*WHAT IS NEEDED*: Each line in the records that mentions the word "Anas" needs to be listed.

*THE DATA*:
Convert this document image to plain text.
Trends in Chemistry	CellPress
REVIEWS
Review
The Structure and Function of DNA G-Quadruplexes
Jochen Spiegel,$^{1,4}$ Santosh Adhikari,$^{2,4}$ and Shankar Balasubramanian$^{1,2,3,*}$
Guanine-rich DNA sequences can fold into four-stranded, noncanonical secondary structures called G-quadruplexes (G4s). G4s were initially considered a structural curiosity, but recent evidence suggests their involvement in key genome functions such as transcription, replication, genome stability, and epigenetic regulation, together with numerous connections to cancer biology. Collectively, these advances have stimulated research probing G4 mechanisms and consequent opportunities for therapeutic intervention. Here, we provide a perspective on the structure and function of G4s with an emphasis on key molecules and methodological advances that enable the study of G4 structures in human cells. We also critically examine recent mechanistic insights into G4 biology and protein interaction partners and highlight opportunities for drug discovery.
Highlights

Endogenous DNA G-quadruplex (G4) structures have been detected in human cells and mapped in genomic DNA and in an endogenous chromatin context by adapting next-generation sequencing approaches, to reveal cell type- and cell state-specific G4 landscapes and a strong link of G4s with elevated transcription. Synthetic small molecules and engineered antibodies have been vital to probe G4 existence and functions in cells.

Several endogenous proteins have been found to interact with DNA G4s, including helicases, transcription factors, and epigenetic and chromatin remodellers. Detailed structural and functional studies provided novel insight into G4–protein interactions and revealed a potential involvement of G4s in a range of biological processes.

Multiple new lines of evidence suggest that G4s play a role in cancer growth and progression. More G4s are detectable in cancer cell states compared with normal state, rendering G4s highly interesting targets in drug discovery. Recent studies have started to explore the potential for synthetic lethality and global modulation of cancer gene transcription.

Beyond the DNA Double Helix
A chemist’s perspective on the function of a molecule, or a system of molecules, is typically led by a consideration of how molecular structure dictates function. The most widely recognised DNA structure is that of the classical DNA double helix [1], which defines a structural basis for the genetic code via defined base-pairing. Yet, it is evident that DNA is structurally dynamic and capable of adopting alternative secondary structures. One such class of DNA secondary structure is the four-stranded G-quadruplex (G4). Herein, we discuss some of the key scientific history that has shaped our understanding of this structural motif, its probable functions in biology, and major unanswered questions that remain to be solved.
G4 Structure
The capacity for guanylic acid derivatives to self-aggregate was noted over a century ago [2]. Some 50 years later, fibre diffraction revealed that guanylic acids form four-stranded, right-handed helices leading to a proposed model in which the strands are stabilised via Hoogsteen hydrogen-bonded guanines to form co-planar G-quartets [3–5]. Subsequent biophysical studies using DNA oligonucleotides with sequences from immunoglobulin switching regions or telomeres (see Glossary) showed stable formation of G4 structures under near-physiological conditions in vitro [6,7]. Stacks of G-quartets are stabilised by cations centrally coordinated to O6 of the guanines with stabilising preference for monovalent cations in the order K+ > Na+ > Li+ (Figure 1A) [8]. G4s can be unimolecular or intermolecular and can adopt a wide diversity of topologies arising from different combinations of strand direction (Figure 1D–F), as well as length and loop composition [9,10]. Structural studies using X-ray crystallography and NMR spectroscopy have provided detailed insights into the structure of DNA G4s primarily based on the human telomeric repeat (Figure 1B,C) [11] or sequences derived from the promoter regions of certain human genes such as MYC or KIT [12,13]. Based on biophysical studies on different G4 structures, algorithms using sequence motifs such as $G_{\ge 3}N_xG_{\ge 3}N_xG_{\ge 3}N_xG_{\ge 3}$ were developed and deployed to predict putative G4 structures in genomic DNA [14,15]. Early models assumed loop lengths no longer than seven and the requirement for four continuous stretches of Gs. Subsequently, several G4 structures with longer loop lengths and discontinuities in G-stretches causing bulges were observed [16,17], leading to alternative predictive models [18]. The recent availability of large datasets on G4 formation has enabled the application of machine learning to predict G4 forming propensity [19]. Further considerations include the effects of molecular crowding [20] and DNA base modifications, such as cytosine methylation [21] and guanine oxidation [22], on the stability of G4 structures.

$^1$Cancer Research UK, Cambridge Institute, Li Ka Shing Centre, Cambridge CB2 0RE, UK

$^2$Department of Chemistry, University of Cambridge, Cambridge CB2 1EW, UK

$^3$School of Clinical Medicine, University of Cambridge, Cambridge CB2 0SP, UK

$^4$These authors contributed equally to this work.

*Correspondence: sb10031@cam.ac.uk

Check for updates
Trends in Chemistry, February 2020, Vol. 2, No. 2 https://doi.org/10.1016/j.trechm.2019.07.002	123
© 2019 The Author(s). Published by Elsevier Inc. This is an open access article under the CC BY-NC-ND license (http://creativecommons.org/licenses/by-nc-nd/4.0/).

--

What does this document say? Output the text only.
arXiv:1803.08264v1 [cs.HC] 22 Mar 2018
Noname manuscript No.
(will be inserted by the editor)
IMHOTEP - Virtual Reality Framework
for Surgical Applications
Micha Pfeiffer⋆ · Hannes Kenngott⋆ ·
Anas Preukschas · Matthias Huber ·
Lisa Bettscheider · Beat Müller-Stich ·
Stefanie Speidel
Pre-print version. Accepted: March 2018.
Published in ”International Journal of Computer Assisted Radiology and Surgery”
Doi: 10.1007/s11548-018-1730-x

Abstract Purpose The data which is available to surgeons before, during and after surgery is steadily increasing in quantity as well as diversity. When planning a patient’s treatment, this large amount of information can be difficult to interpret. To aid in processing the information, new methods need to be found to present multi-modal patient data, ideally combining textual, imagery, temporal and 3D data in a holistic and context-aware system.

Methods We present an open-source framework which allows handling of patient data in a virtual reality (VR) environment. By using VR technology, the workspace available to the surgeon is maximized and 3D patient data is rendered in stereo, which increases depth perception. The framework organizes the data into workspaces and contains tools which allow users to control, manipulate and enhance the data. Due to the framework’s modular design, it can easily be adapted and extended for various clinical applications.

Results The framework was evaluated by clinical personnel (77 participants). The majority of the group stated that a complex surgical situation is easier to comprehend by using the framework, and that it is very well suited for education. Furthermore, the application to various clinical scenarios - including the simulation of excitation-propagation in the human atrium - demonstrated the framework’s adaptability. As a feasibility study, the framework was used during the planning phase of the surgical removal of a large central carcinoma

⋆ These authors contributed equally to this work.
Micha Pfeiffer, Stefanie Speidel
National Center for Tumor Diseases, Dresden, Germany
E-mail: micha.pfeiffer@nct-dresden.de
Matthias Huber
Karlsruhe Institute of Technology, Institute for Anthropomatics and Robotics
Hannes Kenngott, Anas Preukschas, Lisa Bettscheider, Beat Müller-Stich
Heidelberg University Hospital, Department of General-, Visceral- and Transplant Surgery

--

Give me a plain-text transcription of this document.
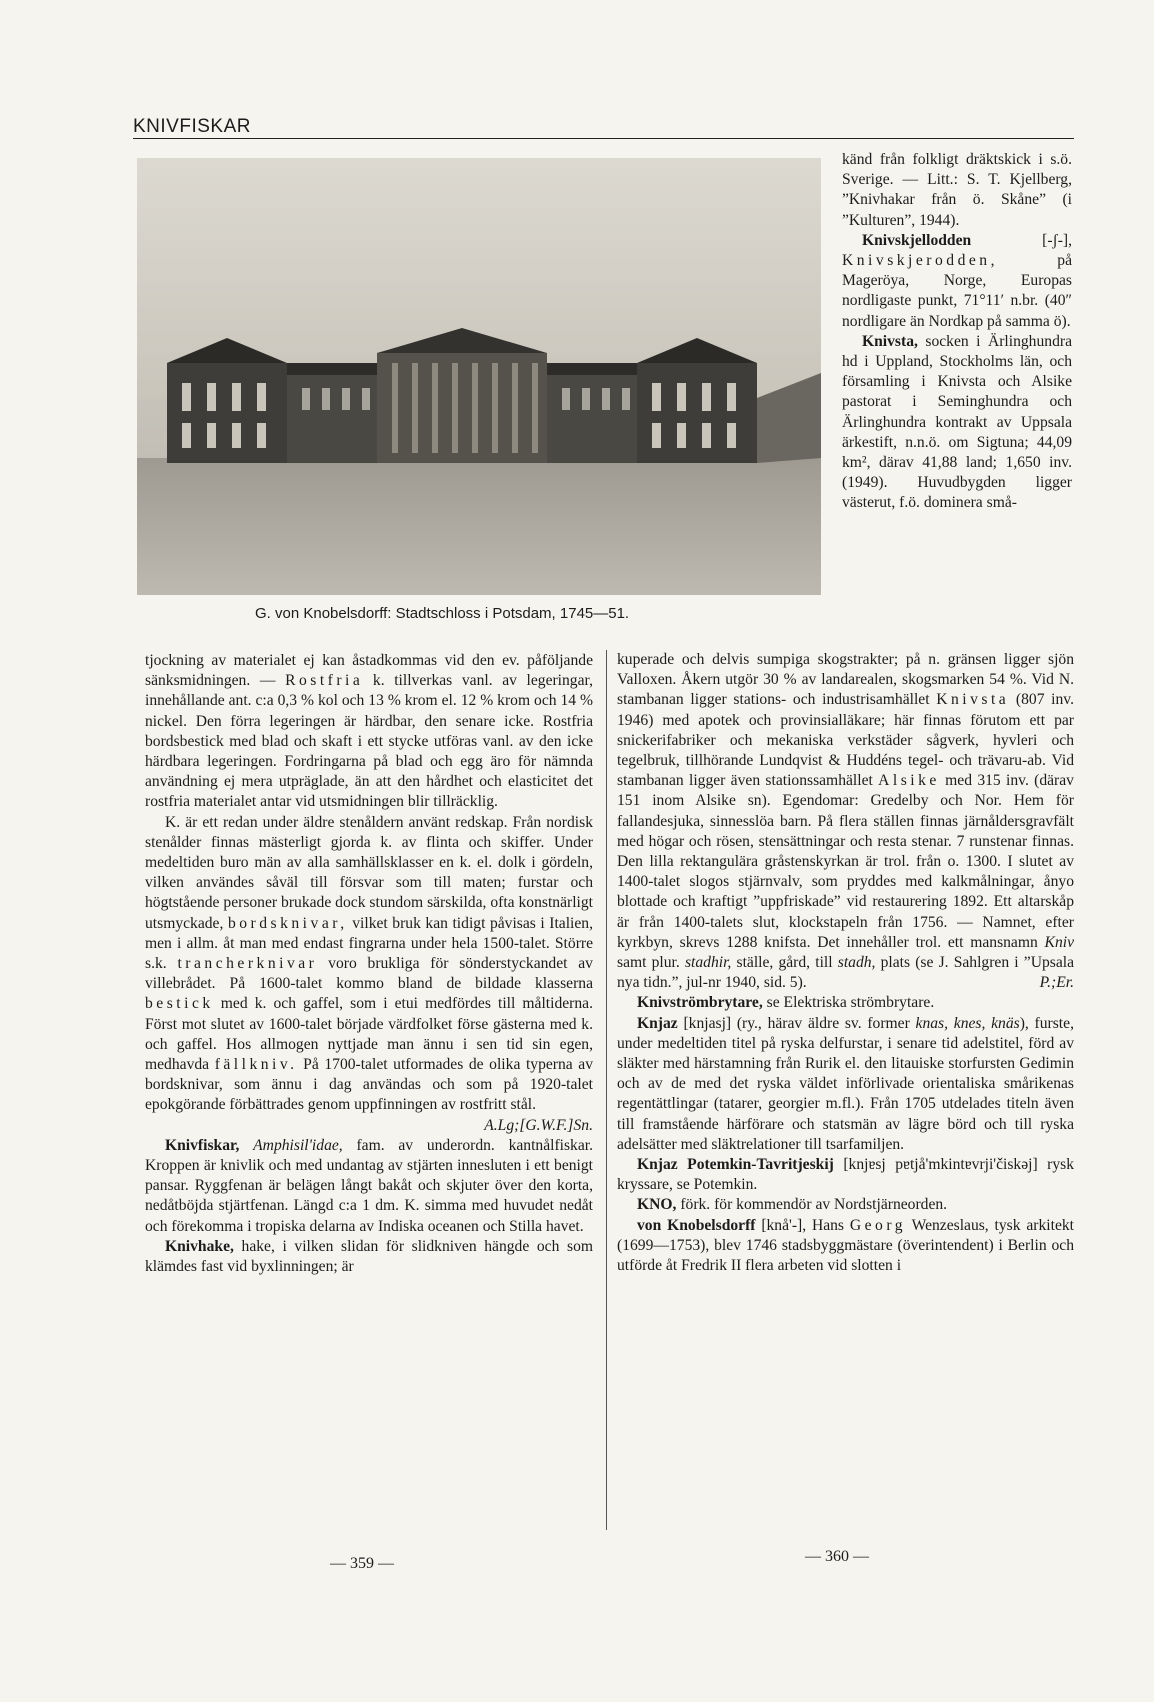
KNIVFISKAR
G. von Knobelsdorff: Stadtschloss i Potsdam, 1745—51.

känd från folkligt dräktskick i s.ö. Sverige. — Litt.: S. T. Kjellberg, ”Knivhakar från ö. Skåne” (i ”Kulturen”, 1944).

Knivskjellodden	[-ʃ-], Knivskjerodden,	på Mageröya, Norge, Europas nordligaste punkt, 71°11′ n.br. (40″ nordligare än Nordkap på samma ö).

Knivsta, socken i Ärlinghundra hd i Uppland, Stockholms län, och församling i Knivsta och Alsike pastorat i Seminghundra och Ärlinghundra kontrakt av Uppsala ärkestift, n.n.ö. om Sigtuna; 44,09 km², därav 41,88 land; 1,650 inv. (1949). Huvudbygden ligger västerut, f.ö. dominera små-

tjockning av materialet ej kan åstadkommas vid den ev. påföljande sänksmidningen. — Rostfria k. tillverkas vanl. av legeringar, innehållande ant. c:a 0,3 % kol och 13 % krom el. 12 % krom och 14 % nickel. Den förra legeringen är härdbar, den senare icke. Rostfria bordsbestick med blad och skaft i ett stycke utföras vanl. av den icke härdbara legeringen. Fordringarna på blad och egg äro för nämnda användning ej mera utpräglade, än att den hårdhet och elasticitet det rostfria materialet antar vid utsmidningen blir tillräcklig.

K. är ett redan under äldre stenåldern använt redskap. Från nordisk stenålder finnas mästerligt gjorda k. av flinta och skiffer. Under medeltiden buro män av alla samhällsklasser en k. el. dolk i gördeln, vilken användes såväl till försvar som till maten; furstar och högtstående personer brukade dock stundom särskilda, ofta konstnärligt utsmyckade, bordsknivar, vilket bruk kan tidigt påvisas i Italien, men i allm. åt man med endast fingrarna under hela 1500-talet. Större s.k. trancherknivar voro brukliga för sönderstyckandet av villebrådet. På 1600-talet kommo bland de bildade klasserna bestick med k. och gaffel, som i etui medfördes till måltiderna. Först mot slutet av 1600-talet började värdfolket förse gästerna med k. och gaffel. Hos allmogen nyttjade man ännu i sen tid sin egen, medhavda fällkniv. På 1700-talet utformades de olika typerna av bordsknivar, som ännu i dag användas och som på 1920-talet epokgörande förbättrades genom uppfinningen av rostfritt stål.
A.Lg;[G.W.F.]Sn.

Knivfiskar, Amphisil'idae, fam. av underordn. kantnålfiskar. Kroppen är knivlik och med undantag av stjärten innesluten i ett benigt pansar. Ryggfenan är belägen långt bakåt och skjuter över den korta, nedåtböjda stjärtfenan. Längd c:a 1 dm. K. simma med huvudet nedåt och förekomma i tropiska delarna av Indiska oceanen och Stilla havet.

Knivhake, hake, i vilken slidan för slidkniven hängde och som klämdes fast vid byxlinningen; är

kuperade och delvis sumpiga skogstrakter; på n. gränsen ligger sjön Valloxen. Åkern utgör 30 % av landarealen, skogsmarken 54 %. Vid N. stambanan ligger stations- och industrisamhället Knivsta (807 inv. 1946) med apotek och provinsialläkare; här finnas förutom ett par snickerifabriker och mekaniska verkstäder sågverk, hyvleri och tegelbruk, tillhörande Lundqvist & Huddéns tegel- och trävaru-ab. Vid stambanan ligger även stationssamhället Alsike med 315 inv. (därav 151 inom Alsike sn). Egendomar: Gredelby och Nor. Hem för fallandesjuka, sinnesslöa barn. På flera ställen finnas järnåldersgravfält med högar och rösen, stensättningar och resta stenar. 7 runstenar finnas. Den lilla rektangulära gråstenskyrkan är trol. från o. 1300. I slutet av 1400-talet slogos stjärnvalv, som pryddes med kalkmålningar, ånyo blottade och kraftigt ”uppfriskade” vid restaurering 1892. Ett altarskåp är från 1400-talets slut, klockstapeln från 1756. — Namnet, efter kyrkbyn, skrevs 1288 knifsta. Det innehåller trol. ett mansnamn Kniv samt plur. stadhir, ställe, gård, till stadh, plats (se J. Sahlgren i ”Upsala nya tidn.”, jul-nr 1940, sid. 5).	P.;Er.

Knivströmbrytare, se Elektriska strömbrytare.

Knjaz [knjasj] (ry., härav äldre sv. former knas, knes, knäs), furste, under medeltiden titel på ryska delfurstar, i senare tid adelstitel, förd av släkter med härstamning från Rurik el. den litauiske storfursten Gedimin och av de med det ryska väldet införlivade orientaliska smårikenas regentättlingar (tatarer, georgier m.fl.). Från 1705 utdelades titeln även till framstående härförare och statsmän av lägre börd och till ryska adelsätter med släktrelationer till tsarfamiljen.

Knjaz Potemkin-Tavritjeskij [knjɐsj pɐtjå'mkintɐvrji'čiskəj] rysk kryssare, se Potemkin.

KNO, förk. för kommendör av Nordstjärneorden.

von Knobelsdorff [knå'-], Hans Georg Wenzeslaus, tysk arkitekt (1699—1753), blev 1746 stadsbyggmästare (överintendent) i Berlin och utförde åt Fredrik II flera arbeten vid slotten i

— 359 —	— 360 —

*TASK RESULT*:
Anas Preukschas · Matthias Huber ·
Hannes Kenngott, Anas Preukschas, Lisa Bettscheider, Beat Müller-Stich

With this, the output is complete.